- [Written request] Your task is to transcribe all the entries exactly, excluding pictures.
++++++++
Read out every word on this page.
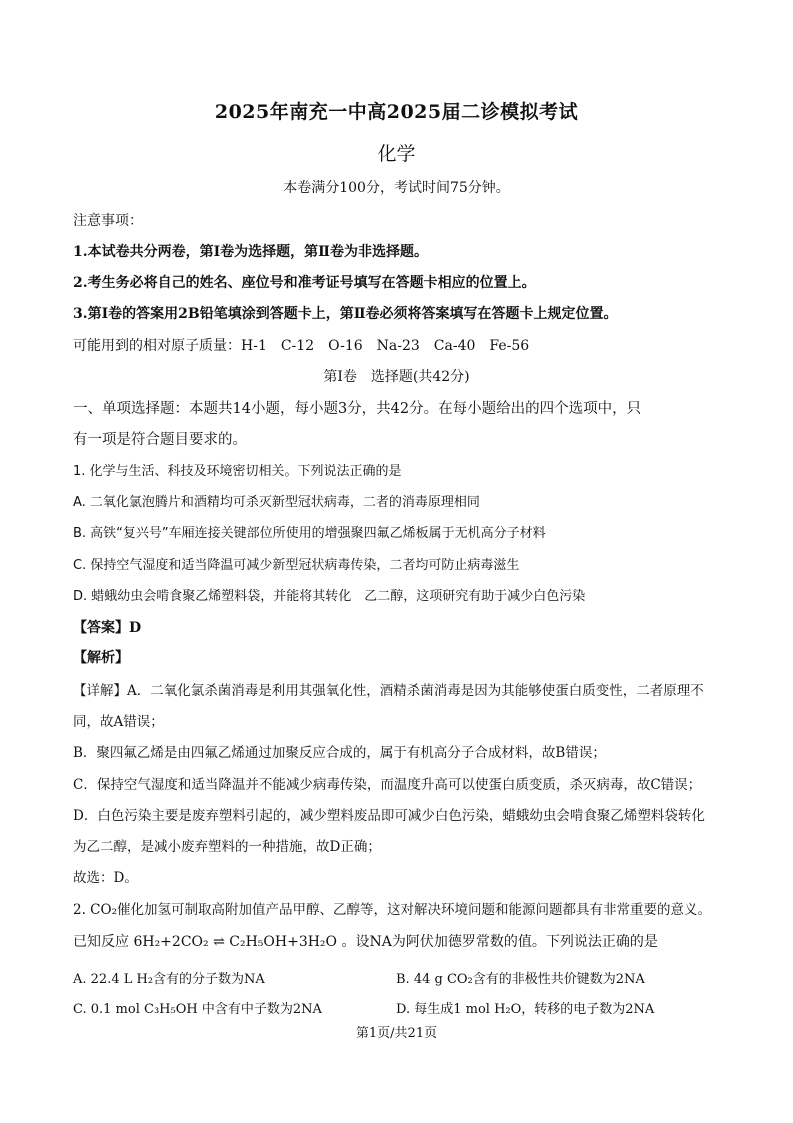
2025年南充一中高2025届二诊模拟考试
化学
本卷满分100分，考试时间75分钟。
注意事项：
1.本试卷共分两卷，第Ⅰ卷为选择题，第Ⅱ卷为非选择题。
2.考生务必将自己的姓名、座位号和准考证号填写在答题卡相应的位置上。
3.第Ⅰ卷的答案用2B铅笔填涂到答题卡上，第Ⅱ卷必须将答案填写在答题卡上规定位置。
可能用到的相对原子质量：H-1　C-12　O-16　Na-23　Ca-40　Fe-56
第Ⅰ卷　选择题(共42分)
一、单项选择题：本题共14小题，每小题3分，共42分。在每小题给出的四个选项中，只
有一项是符合题目要求的。
1. 化学与生活、科技及环境密切相关。下列说法正确的是
A. 二氧化氯泡腾片和酒精均可杀灭新型冠状病毒，二者的消毒原理相同
B. 高铁“复兴号”车厢连接关键部位所使用的增强聚四氟乙烯板属于无机高分子材料
C. 保持空气湿度和适当降温可减少新型冠状病毒传染，二者均可防止病毒滋生
D. 蜡蛾幼虫会啃食聚乙烯塑料袋，并能将其转化　乙二醇，这项研究有助于减少白色污染
【答案】D
【解析】
【详解】A．二氧化氯杀菌消毒是利用其强氧化性，酒精杀菌消毒是因为其能够使蛋白质变性，二者原理不
同，故A错误；
B．聚四氟乙烯是由四氟乙烯通过加聚反应合成的，属于有机高分子合成材料，故B错误；
C．保持空气湿度和适当降温并不能减少病毒传染，而温度升高可以使蛋白质变质，杀灭病毒，故C错误；
D．白色污染主要是废弃塑料引起的，减少塑料废品即可减少白色污染，蜡蛾幼虫会啃食聚乙烯塑料袋转化
为乙二醇，是减小废弃塑料的一种措施，故D正确；
故选：D。
2. CO₂催化加氢可制取高附加值产品甲醇、乙醇等，这对解决环境问题和能源问题都具有非常重要的意义。
已知反应 6H₂+2CO₂ ⇌ C₂H₅OH+3H₂O 。设NA为阿伏加德罗常数的值。下列说法正确的是
A. 22.4 L H₂含有的分子数为NA	B. 44 g CO₂含有的非极性共价键数为2NA
C. 0.1 mol C₃H₅OH 中含有中子数为2NA	D. 每生成1 mol H₂O，转移的电子数为2NA
第1页/共21页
++++++++
- [The solution]
Read out every word on this page.
2025年南充一中高2025届二诊模拟考试
化学
本卷满分100分，考试时间75分钟。
注意事项：
1.本试卷共分两卷，第Ⅰ卷为选择题，第Ⅱ卷为非选择题。
2.考生务必将自己的姓名、座位号和准考证号填写在答题卡相应的位置上。
3.第Ⅰ卷的答案用2B铅笔填涂到答题卡上，第Ⅱ卷必须将答案填写在答题卡上规定位置。
可能用到的相对原子质量：H-1　C-12　O-16　Na-23　Ca-40　Fe-56
第Ⅰ卷　选择题(共42分)
一、单项选择题：本题共14小题，每小题3分，共42分。在每小题给出的四个选项中，只
有一项是符合题目要求的。
1. 化学与生活、科技及环境密切相关。下列说法正确的是
A. 二氧化氯泡腾片和酒精均可杀灭新型冠状病毒，二者的消毒原理相同
B. 高铁“复兴号”车厢连接关键部位所使用的增强聚四氟乙烯板属于无机高分子材料
C. 保持空气湿度和适当降温可减少新型冠状病毒传染，二者均可防止病毒滋生
D. 蜡蛾幼虫会啃食聚乙烯塑料袋，并能将其转化　乙二醇，这项研究有助于减少白色污染
【答案】D
【解析】
【详解】A．二氧化氯杀菌消毒是利用其强氧化性，酒精杀菌消毒是因为其能够使蛋白质变性，二者原理不
同，故A错误；
B．聚四氟乙烯是由四氟乙烯通过加聚反应合成的，属于有机高分子合成材料，故B错误；
C．保持空气湿度和适当降温并不能减少病毒传染，而温度升高可以使蛋白质变质，杀灭病毒，故C错误；
D．白色污染主要是废弃塑料引起的，减少塑料废品即可减少白色污染，蜡蛾幼虫会啃食聚乙烯塑料袋转化
为乙二醇，是减小废弃塑料的一种措施，故D正确；
故选：D。
2. CO₂催化加氢可制取高附加值产品甲醇、乙醇等，这对解决环境问题和能源问题都具有非常重要的意义。
已知反应 6H₂+2CO₂ ⇌ C₂H₅OH+3H₂O 。设NA为阿伏加德罗常数的值。下列说法正确的是
A. 22.4 L H₂含有的分子数为NA	B. 44 g CO₂含有的非极性共价键数为2NA
C. 0.1 mol C₃H₅OH 中含有中子数为2NA	D. 每生成1 mol H₂O，转移的电子数为2NA
第1页/共21页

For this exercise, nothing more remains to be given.